--- begin Provided information ---

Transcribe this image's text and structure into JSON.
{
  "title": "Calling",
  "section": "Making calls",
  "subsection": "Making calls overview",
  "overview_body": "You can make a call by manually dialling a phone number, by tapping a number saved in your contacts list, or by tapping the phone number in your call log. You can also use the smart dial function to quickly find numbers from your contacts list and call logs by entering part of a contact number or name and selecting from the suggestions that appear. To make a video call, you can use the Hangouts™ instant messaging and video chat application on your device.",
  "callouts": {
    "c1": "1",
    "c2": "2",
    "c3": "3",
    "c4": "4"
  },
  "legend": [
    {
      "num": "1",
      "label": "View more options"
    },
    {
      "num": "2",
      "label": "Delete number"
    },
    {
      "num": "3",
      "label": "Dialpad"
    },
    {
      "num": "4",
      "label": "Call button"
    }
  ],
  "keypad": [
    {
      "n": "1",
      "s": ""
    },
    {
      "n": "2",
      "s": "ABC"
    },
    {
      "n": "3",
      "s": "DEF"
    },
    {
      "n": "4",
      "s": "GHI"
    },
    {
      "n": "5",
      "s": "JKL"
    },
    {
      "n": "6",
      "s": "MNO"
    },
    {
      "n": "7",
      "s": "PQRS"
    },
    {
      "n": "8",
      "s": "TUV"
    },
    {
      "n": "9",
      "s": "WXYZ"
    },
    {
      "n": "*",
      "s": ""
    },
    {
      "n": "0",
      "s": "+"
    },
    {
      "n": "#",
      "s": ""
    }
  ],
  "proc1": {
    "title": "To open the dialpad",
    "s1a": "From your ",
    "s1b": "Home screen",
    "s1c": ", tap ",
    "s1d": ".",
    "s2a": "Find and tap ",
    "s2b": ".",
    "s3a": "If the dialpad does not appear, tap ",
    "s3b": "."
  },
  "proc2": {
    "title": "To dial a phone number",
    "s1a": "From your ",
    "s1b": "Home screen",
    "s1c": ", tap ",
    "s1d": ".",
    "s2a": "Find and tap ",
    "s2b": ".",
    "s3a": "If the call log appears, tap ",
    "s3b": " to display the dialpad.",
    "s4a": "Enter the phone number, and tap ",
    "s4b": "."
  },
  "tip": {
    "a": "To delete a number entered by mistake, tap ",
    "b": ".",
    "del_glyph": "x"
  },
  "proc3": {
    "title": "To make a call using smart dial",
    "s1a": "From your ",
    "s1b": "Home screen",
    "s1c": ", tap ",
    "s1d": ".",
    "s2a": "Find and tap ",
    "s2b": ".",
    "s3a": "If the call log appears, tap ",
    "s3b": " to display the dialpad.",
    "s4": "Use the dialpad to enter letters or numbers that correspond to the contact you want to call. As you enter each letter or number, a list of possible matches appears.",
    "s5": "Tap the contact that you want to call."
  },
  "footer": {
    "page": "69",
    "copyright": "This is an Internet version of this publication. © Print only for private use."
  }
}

--- end Provided information ---

- _Requirement_:
Filter the records, keeping only lines that contain "title", and show those lines.

- _Problem solution_:
  "title": "Calling",
    "title": "To open the dialpad",
    "title": "To dial a phone number",
    "title": "To make a call using smart dial",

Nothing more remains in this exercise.